begin Data supplied

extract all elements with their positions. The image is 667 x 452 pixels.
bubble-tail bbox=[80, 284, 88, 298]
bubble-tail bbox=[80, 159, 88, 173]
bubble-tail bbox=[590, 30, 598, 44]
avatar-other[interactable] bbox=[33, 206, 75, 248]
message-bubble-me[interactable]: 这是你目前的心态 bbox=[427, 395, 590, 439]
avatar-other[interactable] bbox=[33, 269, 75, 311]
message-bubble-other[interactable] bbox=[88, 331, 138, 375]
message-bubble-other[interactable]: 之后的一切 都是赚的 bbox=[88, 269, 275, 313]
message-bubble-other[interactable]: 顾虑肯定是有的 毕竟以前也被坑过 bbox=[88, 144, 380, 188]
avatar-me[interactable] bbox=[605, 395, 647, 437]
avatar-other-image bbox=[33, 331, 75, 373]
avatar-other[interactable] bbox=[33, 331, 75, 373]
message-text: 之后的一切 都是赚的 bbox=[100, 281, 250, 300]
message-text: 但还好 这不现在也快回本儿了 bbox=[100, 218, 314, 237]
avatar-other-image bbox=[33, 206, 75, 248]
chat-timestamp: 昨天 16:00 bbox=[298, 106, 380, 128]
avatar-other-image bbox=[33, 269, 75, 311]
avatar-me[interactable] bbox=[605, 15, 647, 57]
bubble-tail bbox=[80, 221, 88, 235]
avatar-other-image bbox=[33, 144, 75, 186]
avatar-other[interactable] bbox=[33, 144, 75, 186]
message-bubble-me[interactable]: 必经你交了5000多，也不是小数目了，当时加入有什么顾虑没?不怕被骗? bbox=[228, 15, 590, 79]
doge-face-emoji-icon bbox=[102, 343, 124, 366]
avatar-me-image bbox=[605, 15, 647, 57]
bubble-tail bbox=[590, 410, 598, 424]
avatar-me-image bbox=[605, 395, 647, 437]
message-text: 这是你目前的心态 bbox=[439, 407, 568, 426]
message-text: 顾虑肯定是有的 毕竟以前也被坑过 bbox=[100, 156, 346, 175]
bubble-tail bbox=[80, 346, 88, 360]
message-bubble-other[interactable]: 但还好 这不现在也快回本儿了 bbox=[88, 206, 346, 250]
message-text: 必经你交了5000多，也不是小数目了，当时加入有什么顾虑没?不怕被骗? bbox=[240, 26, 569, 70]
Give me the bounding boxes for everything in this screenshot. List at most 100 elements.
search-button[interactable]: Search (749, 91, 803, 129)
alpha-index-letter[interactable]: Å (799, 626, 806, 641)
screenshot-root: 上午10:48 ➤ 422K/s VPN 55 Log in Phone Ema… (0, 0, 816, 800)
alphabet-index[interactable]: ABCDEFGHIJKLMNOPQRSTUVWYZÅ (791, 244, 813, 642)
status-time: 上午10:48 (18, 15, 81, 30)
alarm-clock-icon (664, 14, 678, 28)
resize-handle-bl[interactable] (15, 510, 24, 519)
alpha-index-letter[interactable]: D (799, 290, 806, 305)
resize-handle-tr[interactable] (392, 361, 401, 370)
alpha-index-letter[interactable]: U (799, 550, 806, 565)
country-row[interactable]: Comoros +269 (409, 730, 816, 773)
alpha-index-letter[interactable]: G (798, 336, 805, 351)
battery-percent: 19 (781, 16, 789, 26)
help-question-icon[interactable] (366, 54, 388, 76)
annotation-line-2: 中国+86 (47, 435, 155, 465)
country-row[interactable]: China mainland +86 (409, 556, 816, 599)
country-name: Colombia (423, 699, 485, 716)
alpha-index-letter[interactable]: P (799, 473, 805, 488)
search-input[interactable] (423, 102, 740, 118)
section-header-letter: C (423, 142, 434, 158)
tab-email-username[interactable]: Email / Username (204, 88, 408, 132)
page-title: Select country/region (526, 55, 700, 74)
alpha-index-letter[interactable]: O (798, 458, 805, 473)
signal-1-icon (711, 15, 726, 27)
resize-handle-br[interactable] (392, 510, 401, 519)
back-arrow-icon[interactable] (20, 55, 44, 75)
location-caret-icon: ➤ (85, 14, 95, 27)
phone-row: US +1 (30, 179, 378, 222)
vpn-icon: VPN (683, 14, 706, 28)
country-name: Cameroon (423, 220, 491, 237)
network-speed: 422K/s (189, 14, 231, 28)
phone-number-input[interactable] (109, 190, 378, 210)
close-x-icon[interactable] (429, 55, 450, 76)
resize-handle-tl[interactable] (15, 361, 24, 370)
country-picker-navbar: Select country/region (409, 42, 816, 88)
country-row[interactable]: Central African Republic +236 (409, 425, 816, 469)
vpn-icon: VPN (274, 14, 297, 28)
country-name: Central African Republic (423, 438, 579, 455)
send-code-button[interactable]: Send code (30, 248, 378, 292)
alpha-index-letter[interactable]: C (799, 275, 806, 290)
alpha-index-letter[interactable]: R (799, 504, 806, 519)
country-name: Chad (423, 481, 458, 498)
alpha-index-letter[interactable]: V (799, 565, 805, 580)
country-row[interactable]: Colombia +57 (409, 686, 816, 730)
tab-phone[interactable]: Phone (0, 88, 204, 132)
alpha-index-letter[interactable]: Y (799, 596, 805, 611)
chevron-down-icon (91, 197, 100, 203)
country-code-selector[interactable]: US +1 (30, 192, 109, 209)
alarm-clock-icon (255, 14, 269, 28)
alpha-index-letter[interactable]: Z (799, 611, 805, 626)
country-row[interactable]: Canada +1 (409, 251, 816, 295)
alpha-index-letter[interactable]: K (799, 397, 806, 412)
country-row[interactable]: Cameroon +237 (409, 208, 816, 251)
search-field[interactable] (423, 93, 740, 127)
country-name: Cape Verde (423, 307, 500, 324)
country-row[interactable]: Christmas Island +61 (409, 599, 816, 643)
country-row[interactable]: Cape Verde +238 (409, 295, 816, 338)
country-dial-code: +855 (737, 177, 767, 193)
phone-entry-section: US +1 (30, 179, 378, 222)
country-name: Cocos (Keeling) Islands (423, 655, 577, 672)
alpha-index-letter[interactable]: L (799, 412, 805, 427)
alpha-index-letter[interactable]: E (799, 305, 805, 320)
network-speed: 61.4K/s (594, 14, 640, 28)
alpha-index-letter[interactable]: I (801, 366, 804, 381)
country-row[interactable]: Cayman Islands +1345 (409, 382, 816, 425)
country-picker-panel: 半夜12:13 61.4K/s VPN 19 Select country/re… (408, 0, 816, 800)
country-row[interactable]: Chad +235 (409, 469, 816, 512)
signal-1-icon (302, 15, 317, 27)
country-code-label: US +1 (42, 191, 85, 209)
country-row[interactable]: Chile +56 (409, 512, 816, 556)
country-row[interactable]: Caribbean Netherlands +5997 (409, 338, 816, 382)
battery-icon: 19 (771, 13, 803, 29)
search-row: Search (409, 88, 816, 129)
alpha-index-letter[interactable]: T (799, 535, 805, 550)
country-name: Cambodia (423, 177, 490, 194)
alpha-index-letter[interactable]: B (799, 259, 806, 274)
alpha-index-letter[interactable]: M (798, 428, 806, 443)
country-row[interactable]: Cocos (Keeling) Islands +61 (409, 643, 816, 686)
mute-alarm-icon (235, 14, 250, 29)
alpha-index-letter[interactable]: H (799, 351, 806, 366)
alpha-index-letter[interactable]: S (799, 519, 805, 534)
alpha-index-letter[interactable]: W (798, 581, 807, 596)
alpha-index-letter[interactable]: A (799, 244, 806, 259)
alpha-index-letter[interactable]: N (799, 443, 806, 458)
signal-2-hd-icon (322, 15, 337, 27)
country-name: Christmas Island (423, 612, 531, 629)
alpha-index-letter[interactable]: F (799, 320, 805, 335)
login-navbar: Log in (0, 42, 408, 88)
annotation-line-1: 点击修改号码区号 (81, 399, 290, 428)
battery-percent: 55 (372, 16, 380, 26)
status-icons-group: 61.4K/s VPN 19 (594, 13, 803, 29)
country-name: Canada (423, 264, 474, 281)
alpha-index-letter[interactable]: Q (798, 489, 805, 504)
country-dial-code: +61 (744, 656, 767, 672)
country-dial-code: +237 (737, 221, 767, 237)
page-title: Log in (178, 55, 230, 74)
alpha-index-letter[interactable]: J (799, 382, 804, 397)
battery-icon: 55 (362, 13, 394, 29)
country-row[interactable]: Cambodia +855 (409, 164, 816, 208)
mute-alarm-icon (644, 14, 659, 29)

end Data supplied

• [Task]:
Express everything from the first line of the items down to the line containing "avatar-other[interactable] bbox=[33, 144, 75, 186]", inclusive, as a Markdown table with the columns Row and Entry. Number each line in Row, and leave out any blank lines.

• [Response to this exercise]:
| Row | Entry |
|---|---|
| 1 | extract all elements with their positions. The image is 667 x 452 pixels. |
| 2 | bubble-tail bbox=[80, 284, 88, 298] |
| 3 | bubble-tail bbox=[80, 159, 88, 173] |
| 4 | bubble-tail bbox=[590, 30, 598, 44] |
| 5 | avatar-other[interactable] bbox=[33, 206, 75, 248] |
| 6 | message-bubble-me[interactable]: 这是你目前的心态 bbox=[427, 395, 590, 439] |
| 7 | avatar-other[interactable] bbox=[33, 269, 75, 311] |
| 8 | message-bubble-other[interactable] bbox=[88, 331, 138, 375] |
| 9 | message-bubble-other[interactable]: 之后的一切 都是赚的 bbox=[88, 269, 275, 313] |
| 10 | message-bubble-other[interactable]: 顾虑肯定是有的 毕竟以前也被坑过 bbox=[88, 144, 380, 188] |
| 11 | avatar-me[interactable] bbox=[605, 395, 647, 437] |
| 12 | avatar-other-image bbox=[33, 331, 75, 373] |
| 13 | avatar-other[interactable] bbox=[33, 331, 75, 373] |
| 14 | message-text: 之后的一切 都是赚的 bbox=[100, 281, 250, 300] |
| 15 | message-text: 但还好 这不现在也快回本儿了 bbox=[100, 218, 314, 237] |
| 16 | avatar-other-image bbox=[33, 206, 75, 248] |
| 17 | chat-timestamp: 昨天 16:00 bbox=[298, 106, 380, 128] |
| 18 | avatar-other-image bbox=[33, 269, 75, 311] |
| 19 | avatar-me[interactable] bbox=[605, 15, 647, 57] |
| 20 | bubble-tail bbox=[80, 221, 88, 235] |
| 21 | avatar-other-image bbox=[33, 144, 75, 186] |
| 22 | avatar-other[interactable] bbox=[33, 144, 75, 186] |